• _What this task involves_:
Give back the records below exactly, every one, with no pictures.

(Extracted data entries)
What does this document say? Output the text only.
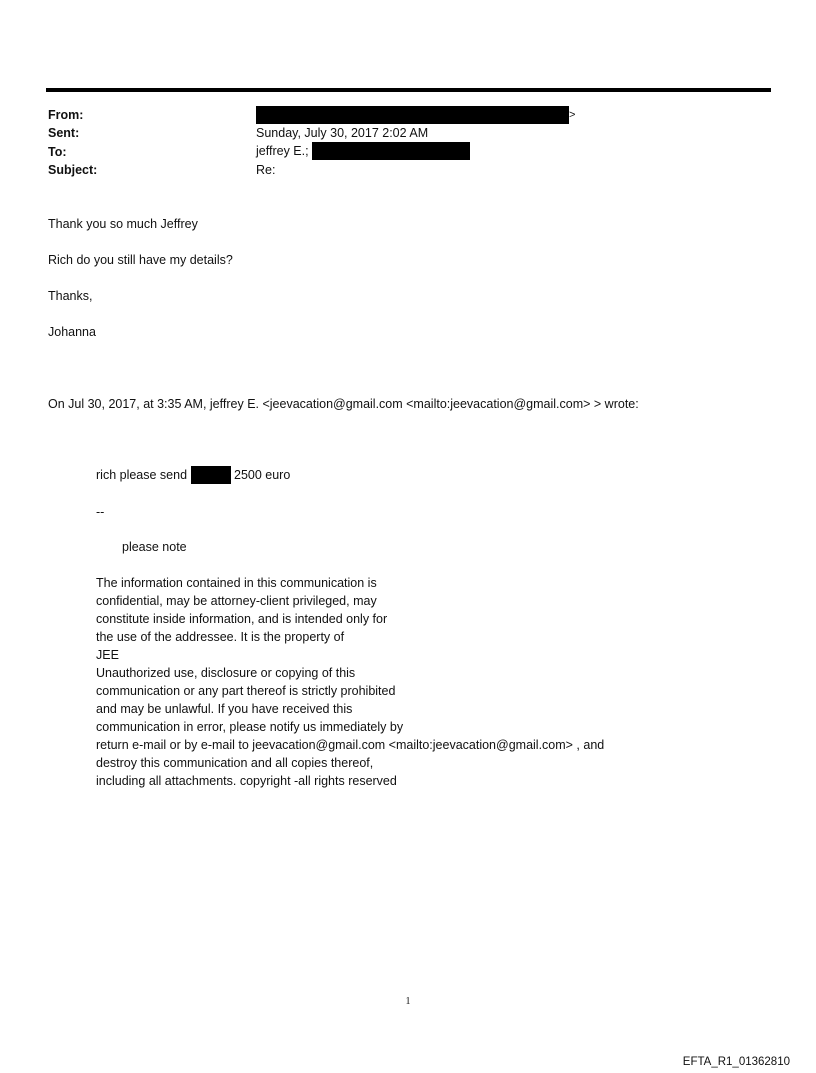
From:	>
Sent:	Sunday, July 30, 2017 2:02 AM
To:	jeffrey E.;
Subject:	Re:
Thank you so much Jeffrey
Rich do you still have my details?
Thanks,
Johanna
On Jul 30, 2017, at 3:35 AM, jeffrey E. <jeevacation@gmail.com <mailto:jeevacation@gmail.com> > wrote:
rich please send	2500 euro
--
please note
The information contained in this communication is
confidential, may be attorney-client privileged, may
constitute inside information, and is intended only for
the use of the addressee. It is the property of
JEE
Unauthorized use, disclosure or copying of this
communication or any part thereof is strictly prohibited
and may be unlawful. If you have received this
communication in error, please notify us immediately by
return e-mail or by e-mail to jeevacation@gmail.com <mailto:jeevacation@gmail.com> , and
destroy this communication and all copies thereof,
including all attachments. copyright -all rights reserved
1
EFTA_R1_01362810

• _Response below_:
What does this document say? Output the text only.
From:	>
Sent:	Sunday, July 30, 2017 2:02 AM
To:	jeffrey E.;
Subject:	Re:
Thank you so much Jeffrey
Rich do you still have my details?
Thanks,
Johanna
On Jul 30, 2017, at 3:35 AM, jeffrey E. <jeevacation@gmail.com <mailto:jeevacation@gmail.com> > wrote:
rich please send	2500 euro
--
please note
The information contained in this communication is
confidential, may be attorney-client privileged, may
constitute inside information, and is intended only for
the use of the addressee. It is the property of
JEE
Unauthorized use, disclosure or copying of this
communication or any part thereof is strictly prohibited
and may be unlawful. If you have received this
communication in error, please notify us immediately by
return e-mail or by e-mail to jeevacation@gmail.com <mailto:jeevacation@gmail.com> , and
destroy this communication and all copies thereof,
including all attachments. copyright -all rights reserved
1
EFTA_R1_01362810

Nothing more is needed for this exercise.